• **Job**
Extract each line containing the string "title".

• **Information supplied**

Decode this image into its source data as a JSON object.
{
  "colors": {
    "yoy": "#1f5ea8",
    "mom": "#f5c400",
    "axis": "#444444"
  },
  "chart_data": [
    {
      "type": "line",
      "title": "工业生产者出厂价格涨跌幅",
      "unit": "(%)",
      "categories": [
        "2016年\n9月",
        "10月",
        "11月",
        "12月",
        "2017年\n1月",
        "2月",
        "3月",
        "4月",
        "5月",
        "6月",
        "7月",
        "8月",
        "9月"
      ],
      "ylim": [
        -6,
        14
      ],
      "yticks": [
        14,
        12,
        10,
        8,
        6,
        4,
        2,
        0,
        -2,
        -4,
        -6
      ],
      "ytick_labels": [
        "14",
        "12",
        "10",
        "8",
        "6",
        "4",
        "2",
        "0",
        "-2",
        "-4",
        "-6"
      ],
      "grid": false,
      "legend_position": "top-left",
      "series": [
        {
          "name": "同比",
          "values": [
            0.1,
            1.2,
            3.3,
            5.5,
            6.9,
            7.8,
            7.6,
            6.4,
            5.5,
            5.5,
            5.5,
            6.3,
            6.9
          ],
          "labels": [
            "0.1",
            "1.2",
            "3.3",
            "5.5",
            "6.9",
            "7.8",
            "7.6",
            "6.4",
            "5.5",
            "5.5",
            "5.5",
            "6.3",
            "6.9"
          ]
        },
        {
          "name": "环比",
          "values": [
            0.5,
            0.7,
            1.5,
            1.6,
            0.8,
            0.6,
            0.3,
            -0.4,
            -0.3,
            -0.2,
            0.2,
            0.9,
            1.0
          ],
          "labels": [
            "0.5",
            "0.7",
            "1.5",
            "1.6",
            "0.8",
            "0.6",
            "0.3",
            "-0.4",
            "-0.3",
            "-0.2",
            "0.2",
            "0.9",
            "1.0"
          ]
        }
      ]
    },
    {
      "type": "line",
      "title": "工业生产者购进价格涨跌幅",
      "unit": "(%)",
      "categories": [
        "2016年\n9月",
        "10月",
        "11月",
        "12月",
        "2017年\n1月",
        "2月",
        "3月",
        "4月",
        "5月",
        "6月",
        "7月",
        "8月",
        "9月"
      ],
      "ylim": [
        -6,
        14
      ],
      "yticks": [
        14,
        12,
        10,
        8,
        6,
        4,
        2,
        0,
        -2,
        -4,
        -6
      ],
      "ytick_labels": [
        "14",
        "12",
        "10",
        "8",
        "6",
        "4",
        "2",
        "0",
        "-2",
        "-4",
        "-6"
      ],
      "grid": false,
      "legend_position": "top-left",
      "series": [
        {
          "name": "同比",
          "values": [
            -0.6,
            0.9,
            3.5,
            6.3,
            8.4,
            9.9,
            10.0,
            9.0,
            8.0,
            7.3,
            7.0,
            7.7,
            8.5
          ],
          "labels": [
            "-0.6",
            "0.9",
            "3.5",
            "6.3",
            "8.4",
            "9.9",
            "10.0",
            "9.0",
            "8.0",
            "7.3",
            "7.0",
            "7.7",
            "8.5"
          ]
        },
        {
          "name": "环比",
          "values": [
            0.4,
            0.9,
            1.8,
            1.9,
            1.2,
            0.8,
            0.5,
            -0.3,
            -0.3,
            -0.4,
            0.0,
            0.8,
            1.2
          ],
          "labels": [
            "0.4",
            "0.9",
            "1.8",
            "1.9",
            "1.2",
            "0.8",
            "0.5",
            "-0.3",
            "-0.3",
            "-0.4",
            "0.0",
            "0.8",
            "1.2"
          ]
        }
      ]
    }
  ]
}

• **Worked answer**
      "title": "工业生产者出厂价格涨跌幅",
      "title": "工业生产者购进价格涨跌幅",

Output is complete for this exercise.